> **Exercise details**
Reproduce the data from its first line through the line containing "font-color-button[interactable]: A [186,117,212,143]", substituting "bounding rectangle" for "bounding box" and keeping everything else unchanged.

# Input data start

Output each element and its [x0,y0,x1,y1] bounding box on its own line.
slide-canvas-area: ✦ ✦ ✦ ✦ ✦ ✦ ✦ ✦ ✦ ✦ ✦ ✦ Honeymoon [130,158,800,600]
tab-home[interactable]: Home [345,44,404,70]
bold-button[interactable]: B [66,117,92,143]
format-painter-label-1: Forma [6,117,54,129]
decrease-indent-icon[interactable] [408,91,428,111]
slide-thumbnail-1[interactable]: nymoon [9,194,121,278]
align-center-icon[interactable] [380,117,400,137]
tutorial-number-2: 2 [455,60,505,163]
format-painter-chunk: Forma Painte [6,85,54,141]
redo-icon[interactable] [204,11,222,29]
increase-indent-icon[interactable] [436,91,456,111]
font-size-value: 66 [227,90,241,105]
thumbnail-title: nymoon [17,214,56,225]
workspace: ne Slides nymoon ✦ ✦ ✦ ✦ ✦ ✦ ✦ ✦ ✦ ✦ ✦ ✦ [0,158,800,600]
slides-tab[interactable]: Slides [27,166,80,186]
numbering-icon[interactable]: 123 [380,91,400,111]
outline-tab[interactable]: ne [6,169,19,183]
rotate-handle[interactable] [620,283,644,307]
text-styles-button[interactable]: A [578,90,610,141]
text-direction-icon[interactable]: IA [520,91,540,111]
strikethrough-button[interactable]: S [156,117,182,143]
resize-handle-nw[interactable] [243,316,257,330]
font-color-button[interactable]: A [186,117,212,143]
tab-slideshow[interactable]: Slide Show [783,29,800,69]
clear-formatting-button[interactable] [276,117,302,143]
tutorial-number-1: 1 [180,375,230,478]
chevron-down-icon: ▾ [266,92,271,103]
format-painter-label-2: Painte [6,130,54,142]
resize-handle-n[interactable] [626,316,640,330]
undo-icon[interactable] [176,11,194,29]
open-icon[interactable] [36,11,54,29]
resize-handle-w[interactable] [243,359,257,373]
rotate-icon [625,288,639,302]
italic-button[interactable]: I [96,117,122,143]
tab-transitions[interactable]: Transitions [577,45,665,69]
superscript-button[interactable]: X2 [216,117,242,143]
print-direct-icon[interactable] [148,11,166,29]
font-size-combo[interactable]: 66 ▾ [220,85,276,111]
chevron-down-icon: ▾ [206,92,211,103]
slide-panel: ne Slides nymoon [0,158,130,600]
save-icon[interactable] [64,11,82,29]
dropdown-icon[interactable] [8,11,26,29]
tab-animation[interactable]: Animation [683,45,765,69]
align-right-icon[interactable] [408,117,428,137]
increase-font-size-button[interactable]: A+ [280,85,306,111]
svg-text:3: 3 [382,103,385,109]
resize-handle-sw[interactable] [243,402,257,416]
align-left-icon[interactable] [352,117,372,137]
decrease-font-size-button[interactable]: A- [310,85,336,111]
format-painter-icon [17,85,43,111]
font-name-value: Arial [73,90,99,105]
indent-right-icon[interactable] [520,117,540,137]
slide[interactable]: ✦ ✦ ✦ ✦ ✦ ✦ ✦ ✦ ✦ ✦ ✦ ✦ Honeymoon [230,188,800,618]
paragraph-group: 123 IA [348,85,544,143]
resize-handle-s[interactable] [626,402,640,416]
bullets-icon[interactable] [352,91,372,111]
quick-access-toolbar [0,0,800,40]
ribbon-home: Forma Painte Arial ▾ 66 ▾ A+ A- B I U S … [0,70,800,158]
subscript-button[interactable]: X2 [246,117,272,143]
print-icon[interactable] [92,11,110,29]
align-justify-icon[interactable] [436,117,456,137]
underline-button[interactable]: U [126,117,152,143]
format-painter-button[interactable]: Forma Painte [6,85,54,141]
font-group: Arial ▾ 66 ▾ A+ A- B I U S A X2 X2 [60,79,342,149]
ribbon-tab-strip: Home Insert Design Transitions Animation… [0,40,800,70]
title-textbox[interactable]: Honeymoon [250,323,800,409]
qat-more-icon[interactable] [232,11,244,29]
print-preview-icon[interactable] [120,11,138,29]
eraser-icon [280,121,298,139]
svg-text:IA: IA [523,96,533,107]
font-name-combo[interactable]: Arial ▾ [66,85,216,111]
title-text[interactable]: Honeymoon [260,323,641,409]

# Input data end

> **Answer in full**
Output each element and its [x0,y0,x1,y1] bounding rectangle on its own line.
slide-canvas-area: ✦ ✦ ✦ ✦ ✦ ✦ ✦ ✦ ✦ ✦ ✦ ✦ Honeymoon [130,158,800,600]
tab-home[interactable]: Home [345,44,404,70]
bold-button[interactable]: B [66,117,92,143]
format-painter-label-1: Forma [6,117,54,129]
decrease-indent-icon[interactable] [408,91,428,111]
slide-thumbnail-1[interactable]: nymoon [9,194,121,278]
align-center-icon[interactable] [380,117,400,137]
tutorial-number-2: 2 [455,60,505,163]
format-painter-chunk: Forma Painte [6,85,54,141]
redo-icon[interactable] [204,11,222,29]
increase-indent-icon[interactable] [436,91,456,111]
font-size-value: 66 [227,90,241,105]
thumbnail-title: nymoon [17,214,56,225]
workspace: ne Slides nymoon ✦ ✦ ✦ ✦ ✦ ✦ ✦ ✦ ✦ ✦ ✦ ✦ [0,158,800,600]
slides-tab[interactable]: Slides [27,166,80,186]
numbering-icon[interactable]: 123 [380,91,400,111]
outline-tab[interactable]: ne [6,169,19,183]
rotate-handle[interactable] [620,283,644,307]
text-styles-button[interactable]: A [578,90,610,141]
text-direction-icon[interactable]: IA [520,91,540,111]
strikethrough-button[interactable]: S [156,117,182,143]
resize-handle-nw[interactable] [243,316,257,330]
font-color-button[interactable]: A [186,117,212,143]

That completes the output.